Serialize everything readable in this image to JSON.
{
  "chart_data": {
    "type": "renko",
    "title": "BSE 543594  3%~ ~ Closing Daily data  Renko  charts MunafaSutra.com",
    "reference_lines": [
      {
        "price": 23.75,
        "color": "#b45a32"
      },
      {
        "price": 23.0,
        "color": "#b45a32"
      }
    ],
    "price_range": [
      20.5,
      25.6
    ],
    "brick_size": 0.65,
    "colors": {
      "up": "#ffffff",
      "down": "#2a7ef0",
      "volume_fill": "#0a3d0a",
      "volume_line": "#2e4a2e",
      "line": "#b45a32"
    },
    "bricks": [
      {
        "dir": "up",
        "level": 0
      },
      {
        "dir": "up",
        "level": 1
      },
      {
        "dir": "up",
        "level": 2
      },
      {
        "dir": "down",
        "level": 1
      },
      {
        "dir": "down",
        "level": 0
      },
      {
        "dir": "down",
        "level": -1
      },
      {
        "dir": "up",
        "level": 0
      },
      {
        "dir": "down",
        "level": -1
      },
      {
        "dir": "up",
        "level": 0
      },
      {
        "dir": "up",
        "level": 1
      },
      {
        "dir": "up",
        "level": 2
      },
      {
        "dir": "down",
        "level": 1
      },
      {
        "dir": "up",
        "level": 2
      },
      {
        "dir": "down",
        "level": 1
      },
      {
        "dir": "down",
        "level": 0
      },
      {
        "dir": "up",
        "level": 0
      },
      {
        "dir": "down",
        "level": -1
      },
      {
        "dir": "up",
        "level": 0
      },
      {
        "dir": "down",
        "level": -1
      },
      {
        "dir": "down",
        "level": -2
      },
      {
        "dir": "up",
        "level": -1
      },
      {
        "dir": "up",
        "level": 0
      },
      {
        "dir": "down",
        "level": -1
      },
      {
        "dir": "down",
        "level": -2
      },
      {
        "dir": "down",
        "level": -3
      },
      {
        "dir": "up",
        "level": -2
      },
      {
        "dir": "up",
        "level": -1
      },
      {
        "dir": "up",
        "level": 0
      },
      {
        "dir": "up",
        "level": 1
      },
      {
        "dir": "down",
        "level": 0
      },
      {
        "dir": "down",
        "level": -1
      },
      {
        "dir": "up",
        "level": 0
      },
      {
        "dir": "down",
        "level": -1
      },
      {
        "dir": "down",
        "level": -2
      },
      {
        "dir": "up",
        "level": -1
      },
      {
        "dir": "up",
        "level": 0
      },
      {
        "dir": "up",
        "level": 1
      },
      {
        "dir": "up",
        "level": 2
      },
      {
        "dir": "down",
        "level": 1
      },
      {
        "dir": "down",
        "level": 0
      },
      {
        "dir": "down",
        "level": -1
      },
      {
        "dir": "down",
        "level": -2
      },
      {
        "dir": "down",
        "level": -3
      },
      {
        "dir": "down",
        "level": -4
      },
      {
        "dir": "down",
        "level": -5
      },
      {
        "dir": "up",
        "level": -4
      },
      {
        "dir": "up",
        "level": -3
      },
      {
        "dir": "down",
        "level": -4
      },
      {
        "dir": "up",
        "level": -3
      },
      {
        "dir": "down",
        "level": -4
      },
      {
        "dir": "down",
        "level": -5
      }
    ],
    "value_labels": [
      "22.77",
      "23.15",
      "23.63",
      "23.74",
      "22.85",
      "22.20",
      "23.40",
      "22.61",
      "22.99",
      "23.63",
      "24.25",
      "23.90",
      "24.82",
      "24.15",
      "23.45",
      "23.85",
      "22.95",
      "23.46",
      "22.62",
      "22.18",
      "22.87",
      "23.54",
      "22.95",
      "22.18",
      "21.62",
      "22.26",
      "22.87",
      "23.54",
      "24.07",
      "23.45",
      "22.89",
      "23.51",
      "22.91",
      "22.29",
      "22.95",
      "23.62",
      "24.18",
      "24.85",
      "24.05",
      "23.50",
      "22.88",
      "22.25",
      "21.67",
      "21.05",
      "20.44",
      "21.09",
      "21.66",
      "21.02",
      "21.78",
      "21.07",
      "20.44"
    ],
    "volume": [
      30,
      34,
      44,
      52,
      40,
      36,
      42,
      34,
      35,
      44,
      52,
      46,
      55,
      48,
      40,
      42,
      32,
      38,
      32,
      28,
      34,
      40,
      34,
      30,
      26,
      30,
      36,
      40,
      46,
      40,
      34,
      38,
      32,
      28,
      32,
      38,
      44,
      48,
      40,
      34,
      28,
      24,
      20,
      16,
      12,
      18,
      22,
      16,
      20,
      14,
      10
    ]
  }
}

※ ※ ※

■ Written instruction
Repeat the listing above without any change.

■ Answer to this exercise
Serialize everything readable in this image to JSON.
{
  "chart_data": {
    "type": "renko",
    "title": "BSE 543594  3%~ ~ Closing Daily data  Renko  charts MunafaSutra.com",
    "reference_lines": [
      {
        "price": 23.75,
        "color": "#b45a32"
      },
      {
        "price": 23.0,
        "color": "#b45a32"
      }
    ],
    "price_range": [
      20.5,
      25.6
    ],
    "brick_size": 0.65,
    "colors": {
      "up": "#ffffff",
      "down": "#2a7ef0",
      "volume_fill": "#0a3d0a",
      "volume_line": "#2e4a2e",
      "line": "#b45a32"
    },
    "bricks": [
      {
        "dir": "up",
        "level": 0
      },
      {
        "dir": "up",
        "level": 1
      },
      {
        "dir": "up",
        "level": 2
      },
      {
        "dir": "down",
        "level": 1
      },
      {
        "dir": "down",
        "level": 0
      },
      {
        "dir": "down",
        "level": -1
      },
      {
        "dir": "up",
        "level": 0
      },
      {
        "dir": "down",
        "level": -1
      },
      {
        "dir": "up",
        "level": 0
      },
      {
        "dir": "up",
        "level": 1
      },
      {
        "dir": "up",
        "level": 2
      },
      {
        "dir": "down",
        "level": 1
      },
      {
        "dir": "up",
        "level": 2
      },
      {
        "dir": "down",
        "level": 1
      },
      {
        "dir": "down",
        "level": 0
      },
      {
        "dir": "up",
        "level": 0
      },
      {
        "dir": "down",
        "level": -1
      },
      {
        "dir": "up",
        "level": 0
      },
      {
        "dir": "down",
        "level": -1
      },
      {
        "dir": "down",
        "level": -2
      },
      {
        "dir": "up",
        "level": -1
      },
      {
        "dir": "up",
        "level": 0
      },
      {
        "dir": "down",
        "level": -1
      },
      {
        "dir": "down",
        "level": -2
      },
      {
        "dir": "down",
        "level": -3
      },
      {
        "dir": "up",
        "level": -2
      },
      {
        "dir": "up",
        "level": -1
      },
      {
        "dir": "up",
        "level": 0
      },
      {
        "dir": "up",
        "level": 1
      },
      {
        "dir": "down",
        "level": 0
      },
      {
        "dir": "down",
        "level": -1
      },
      {
        "dir": "up",
        "level": 0
      },
      {
        "dir": "down",
        "level": -1
      },
      {
        "dir": "down",
        "level": -2
      },
      {
        "dir": "up",
        "level": -1
      },
      {
        "dir": "up",
        "level": 0
      },
      {
        "dir": "up",
        "level": 1
      },
      {
        "dir": "up",
        "level": 2
      },
      {
        "dir": "down",
        "level": 1
      },
      {
        "dir": "down",
        "level": 0
      },
      {
        "dir": "down",
        "level": -1
      },
      {
        "dir": "down",
        "level": -2
      },
      {
        "dir": "down",
        "level": -3
      },
      {
        "dir": "down",
        "level": -4
      },
      {
        "dir": "down",
        "level": -5
      },
      {
        "dir": "up",
        "level": -4
      },
      {
        "dir": "up",
        "level": -3
      },
      {
        "dir": "down",
        "level": -4
      },
      {
        "dir": "up",
        "level": -3
      },
      {
        "dir": "down",
        "level": -4
      },
      {
        "dir": "down",
        "level": -5
      }
    ],
    "value_labels": [
      "22.77",
      "23.15",
      "23.63",
      "23.74",
      "22.85",
      "22.20",
      "23.40",
      "22.61",
      "22.99",
      "23.63",
      "24.25",
      "23.90",
      "24.82",
      "24.15",
      "23.45",
      "23.85",
      "22.95",
      "23.46",
      "22.62",
      "22.18",
      "22.87",
      "23.54",
      "22.95",
      "22.18",
      "21.62",
      "22.26",
      "22.87",
      "23.54",
      "24.07",
      "23.45",
      "22.89",
      "23.51",
      "22.91",
      "22.29",
      "22.95",
      "23.62",
      "24.18",
      "24.85",
      "24.05",
      "23.50",
      "22.88",
      "22.25",
      "21.67",
      "21.05",
      "20.44",
      "21.09",
      "21.66",
      "21.02",
      "21.78",
      "21.07",
      "20.44"
    ],
    "volume": [
      30,
      34,
      44,
      52,
      40,
      36,
      42,
      34,
      35,
      44,
      52,
      46,
      55,
      48,
      40,
      42,
      32,
      38,
      32,
      28,
      34,
      40,
      34,
      30,
      26,
      30,
      36,
      40,
      46,
      40,
      34,
      38,
      32,
      28,
      32,
      38,
      44,
      48,
      40,
      34,
      28,
      24,
      20,
      16,
      12,
      18,
      22,
      16,
      20,
      14,
      10
    ]
  }
}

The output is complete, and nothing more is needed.